**Exercise goal:**
Exclude the pictures and reproduce the remaining data exactly as written.

START

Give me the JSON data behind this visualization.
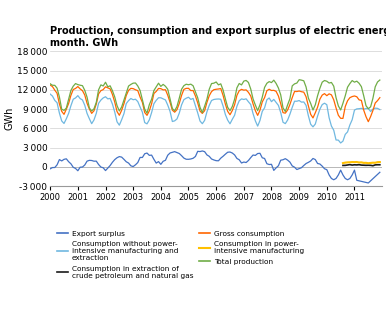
{
  "title": "Production, consumption and export surplus of electric energy per\nmonth. GWh",
  "ylabel": "GWh",
  "ylim": [
    -3000,
    18000
  ],
  "yticks": [
    -3000,
    0,
    3000,
    6000,
    9000,
    12000,
    15000,
    18000
  ],
  "xlim_start": 2000.0,
  "xlim_end": 2012.0,
  "colors": {
    "export_surplus": "#4472C4",
    "crude_petroleum": "#1a1a1a",
    "power_intensive": "#FFC000",
    "without_power": "#70B8E0",
    "gross_consumption": "#FF6600",
    "total_production": "#70AD47"
  }
}
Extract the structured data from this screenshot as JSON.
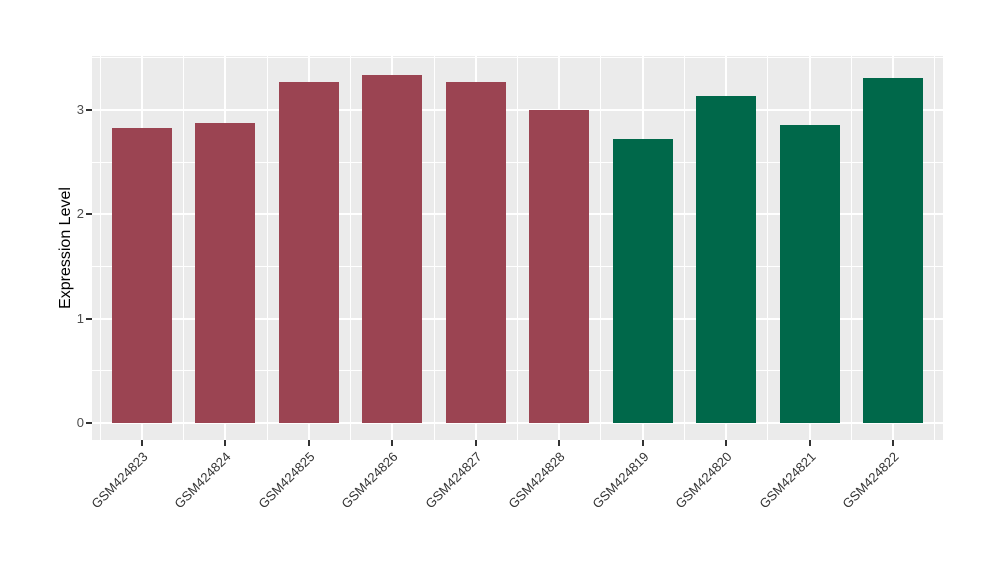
{
  "chart_data": {
    "type": "bar",
    "title": "",
    "xlabel": "",
    "ylabel": "Expression Level",
    "categories": [
      "GSM424823",
      "GSM424824",
      "GSM424825",
      "GSM424826",
      "GSM424827",
      "GSM424828",
      "GSM424819",
      "GSM424820",
      "GSM424821",
      "GSM424822"
    ],
    "values": [
      2.83,
      2.88,
      3.27,
      3.34,
      3.27,
      3.0,
      2.72,
      3.13,
      2.86,
      3.31
    ],
    "bar_colors": [
      "#9B4452",
      "#9B4452",
      "#9B4452",
      "#9B4452",
      "#9B4452",
      "#9B4452",
      "#00684A",
      "#00684A",
      "#00684A",
      "#00684A"
    ],
    "group_colors": {
      "left_group_maroon": "#9B4452",
      "right_group_green": "#00684A"
    },
    "y_ticks": [
      0,
      1,
      2,
      3
    ],
    "y_tick_labels": [
      "0",
      "1",
      "2",
      "3"
    ],
    "y_minor_ticks": [
      0.5,
      1.5,
      2.5,
      3.5
    ],
    "ylim": [
      -0.17,
      3.52
    ],
    "x_label_rotation_deg": 45,
    "legend_position": "none",
    "grid": {
      "panel_bg": "#EBEBEB",
      "major_color": "#FFFFFF",
      "minor_color": "#FFFFFF"
    },
    "axis_text_color": "#4D4D4D",
    "x_text_color": "#333333",
    "tick_mark_color": "#333333"
  }
}
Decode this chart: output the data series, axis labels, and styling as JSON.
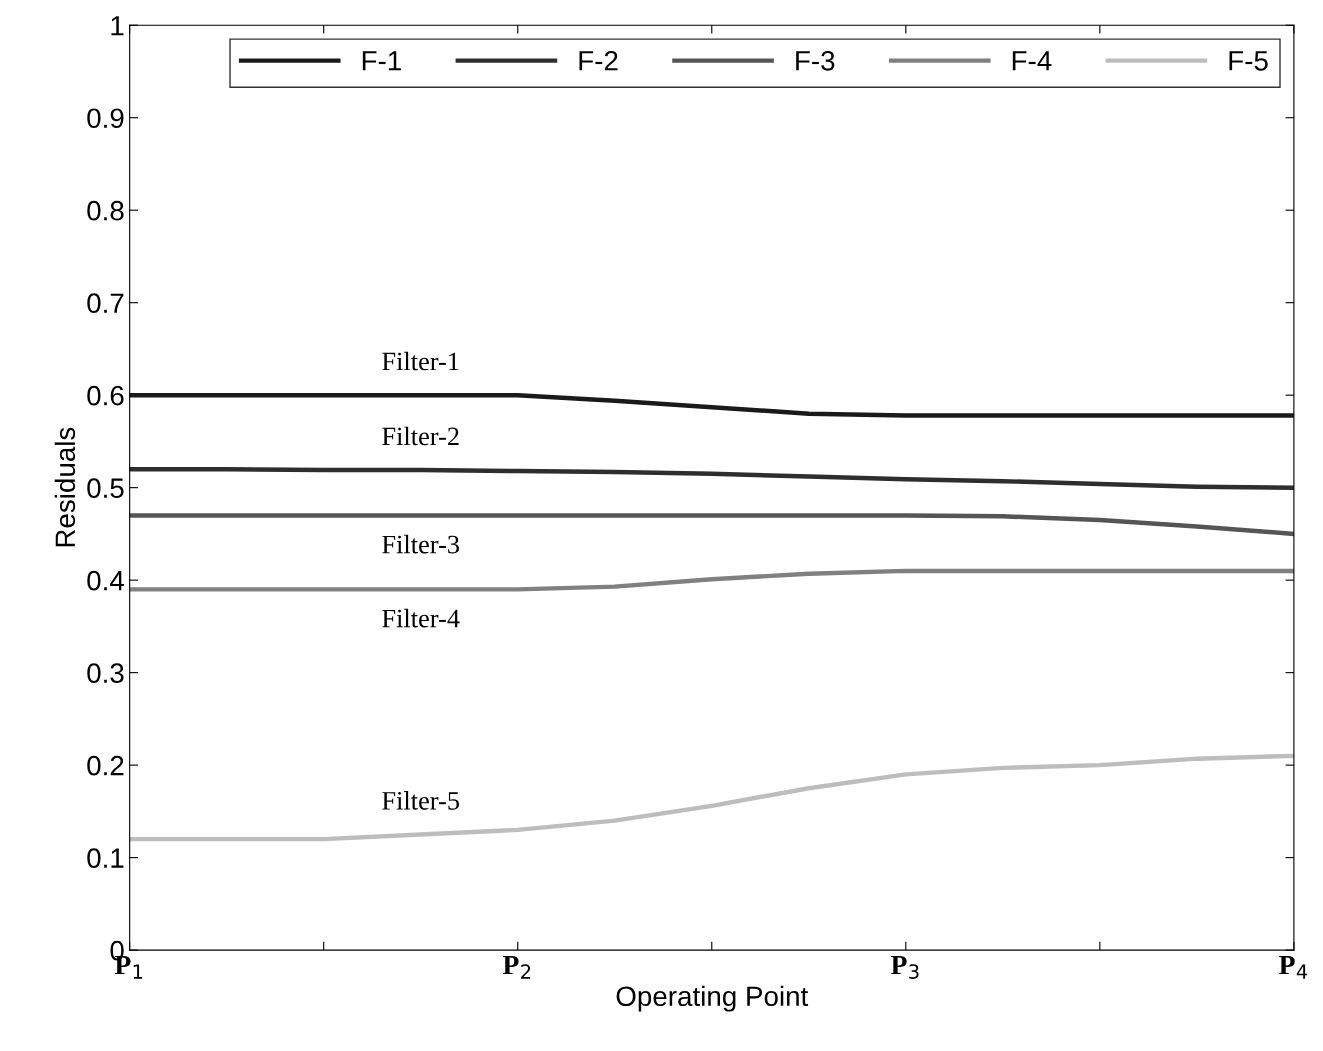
{
  "chart_data": {
    "type": "line",
    "xlabel": "Operating Point",
    "ylabel": "Residuals",
    "ylim": [
      0,
      1
    ],
    "yticks": [
      0,
      0.1,
      0.2,
      0.3,
      0.4,
      0.5,
      0.6,
      0.7,
      0.8,
      0.9,
      1
    ],
    "categories": [
      "P$_{1}$",
      null,
      null,
      null,
      "P$_{2}$",
      null,
      null,
      null,
      "P$_{3}$",
      null,
      null,
      null,
      "P$_{4}$"
    ],
    "series": [
      {
        "name": "F-1",
        "color": "#1a1a1a",
        "values": [
          0.6,
          0.6,
          0.6,
          0.6,
          0.6,
          0.594,
          0.587,
          0.58,
          0.578,
          0.578,
          0.578,
          0.578,
          0.578
        ]
      },
      {
        "name": "F-2",
        "color": "#2e2e2e",
        "values": [
          0.52,
          0.52,
          0.519,
          0.519,
          0.518,
          0.517,
          0.515,
          0.512,
          0.509,
          0.507,
          0.504,
          0.501,
          0.5
        ]
      },
      {
        "name": "F-3",
        "color": "#555555",
        "values": [
          0.47,
          0.47,
          0.47,
          0.47,
          0.47,
          0.47,
          0.47,
          0.47,
          0.47,
          0.469,
          0.465,
          0.458,
          0.45
        ]
      },
      {
        "name": "F-4",
        "color": "#808080",
        "values": [
          0.39,
          0.39,
          0.39,
          0.39,
          0.39,
          0.393,
          0.401,
          0.407,
          0.41,
          0.41,
          0.41,
          0.41,
          0.41
        ]
      },
      {
        "name": "F-5",
        "color": "#bdbdbd",
        "values": [
          0.12,
          0.12,
          0.12,
          0.125,
          0.13,
          0.14,
          0.156,
          0.175,
          0.19,
          0.197,
          0.2,
          0.207,
          0.21
        ]
      }
    ],
    "annotations": [
      "Filter-1",
      "Filter-2",
      "Filter-3",
      "Filter-4",
      "Filter-5"
    ],
    "legend": "top right",
    "grid": false,
    "line_style": "solid",
    "marker": "none"
  }
}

END

**Answer below:**
Give me the JSON data behind this visualization.
{
  "title": "Production, consumption and export surplus of electric energy per\nmonth. GWh",
  "ylabel": "GWh",
  "ylim": [
    -3000,
    18000
  ],
  "yticks": [
    -3000,
    0,
    3000,
    6000,
    9000,
    12000,
    15000,
    18000
  ],
  "xlim_start": 2000.0,
  "xlim_end": 2012.0,
  "colors": {
    "export_surplus": "#4472C4",
    "crude_petroleum": "#1a1a1a",
    "power_intensive": "#FFC000",
    "without_power": "#70B8E0",
    "gross_consumption": "#FF6600",
    "total_production": "#70AD47"
  }
}
Extract the structured data from this screenshot as JSON.
{
  "chart_data": {
    "type": "bar",
    "title": "",
    "xlabel": "",
    "ylabel": "Expression Level",
    "categories": [
      "GSM424823",
      "GSM424824",
      "GSM424825",
      "GSM424826",
      "GSM424827",
      "GSM424828",
      "GSM424819",
      "GSM424820",
      "GSM424821",
      "GSM424822"
    ],
    "values": [
      2.83,
      2.88,
      3.27,
      3.34,
      3.27,
      3.0,
      2.72,
      3.13,
      2.86,
      3.31
    ],
    "bar_colors": [
      "#9B4452",
      "#9B4452",
      "#9B4452",
      "#9B4452",
      "#9B4452",
      "#9B4452",
      "#00684A",
      "#00684A",
      "#00684A",
      "#00684A"
    ],
    "group_colors": {
      "left_group_maroon": "#9B4452",
      "right_group_green": "#00684A"
    },
    "y_ticks": [
      0,
      1,
      2,
      3
    ],
    "y_tick_labels": [
      "0",
      "1",
      "2",
      "3"
    ],
    "y_minor_ticks": [
      0.5,
      1.5,
      2.5,
      3.5
    ],
    "ylim": [
      -0.17,
      3.52
    ],
    "x_label_rotation_deg": 45,
    "legend_position": "none",
    "grid": {
      "panel_bg": "#EBEBEB",
      "major_color": "#FFFFFF",
      "minor_color": "#FFFFFF"
    },
    "axis_text_color": "#4D4D4D",
    "x_text_color": "#333333",
    "tick_mark_color": "#333333"
  }
}
Decode this chart: output the data series, axis labels, and styling as JSON.
{
  "chart_data": {
    "type": "line",
    "xlabel": "Operating Point",
    "ylabel": "Residuals",
    "ylim": [
      0,
      1
    ],
    "yticks": [
      0,
      0.1,
      0.2,
      0.3,
      0.4,
      0.5,
      0.6,
      0.7,
      0.8,
      0.9,
      1
    ],
    "categories": [
      "P$_{1}$",
      null,
      null,
      null,
      "P$_{2}$",
      null,
      null,
      null,
      "P$_{3}$",
      null,
      null,
      null,
      "P$_{4}$"
    ],
    "series": [
      {
        "name": "F-1",
        "color": "#1a1a1a",
        "values": [
          0.6,
          0.6,
          0.6,
          0.6,
          0.6,
          0.594,
          0.587,
          0.58,
          0.578,
          0.578,
          0.578,
          0.578,
          0.578
        ]
      },
      {
        "name": "F-2",
        "color": "#2e2e2e",
        "values": [
          0.52,
          0.52,
          0.519,
          0.519,
          0.518,
          0.517,
          0.515,
          0.512,
          0.509,
          0.507,
          0.504,
          0.501,
          0.5
        ]
      },
      {
        "name": "F-3",
        "color": "#555555",
        "values": [
          0.47,
          0.47,
          0.47,
          0.47,
          0.47,
          0.47,
          0.47,
          0.47,
          0.47,
          0.469,
          0.465,
          0.458,
          0.45
        ]
      },
      {
        "name": "F-4",
        "color": "#808080",
        "values": [
          0.39,
          0.39,
          0.39,
          0.39,
          0.39,
          0.393,
          0.401,
          0.407,
          0.41,
          0.41,
          0.41,
          0.41,
          0.41
        ]
      },
      {
        "name": "F-5",
        "color": "#bdbdbd",
        "values": [
          0.12,
          0.12,
          0.12,
          0.125,
          0.13,
          0.14,
          0.156,
          0.175,
          0.19,
          0.197,
          0.2,
          0.207,
          0.21
        ]
      }
    ],
    "annotations": [
      "Filter-1",
      "Filter-2",
      "Filter-3",
      "Filter-4",
      "Filter-5"
    ],
    "legend": "top right",
    "grid": false,
    "line_style": "solid",
    "marker": "none"
  }
}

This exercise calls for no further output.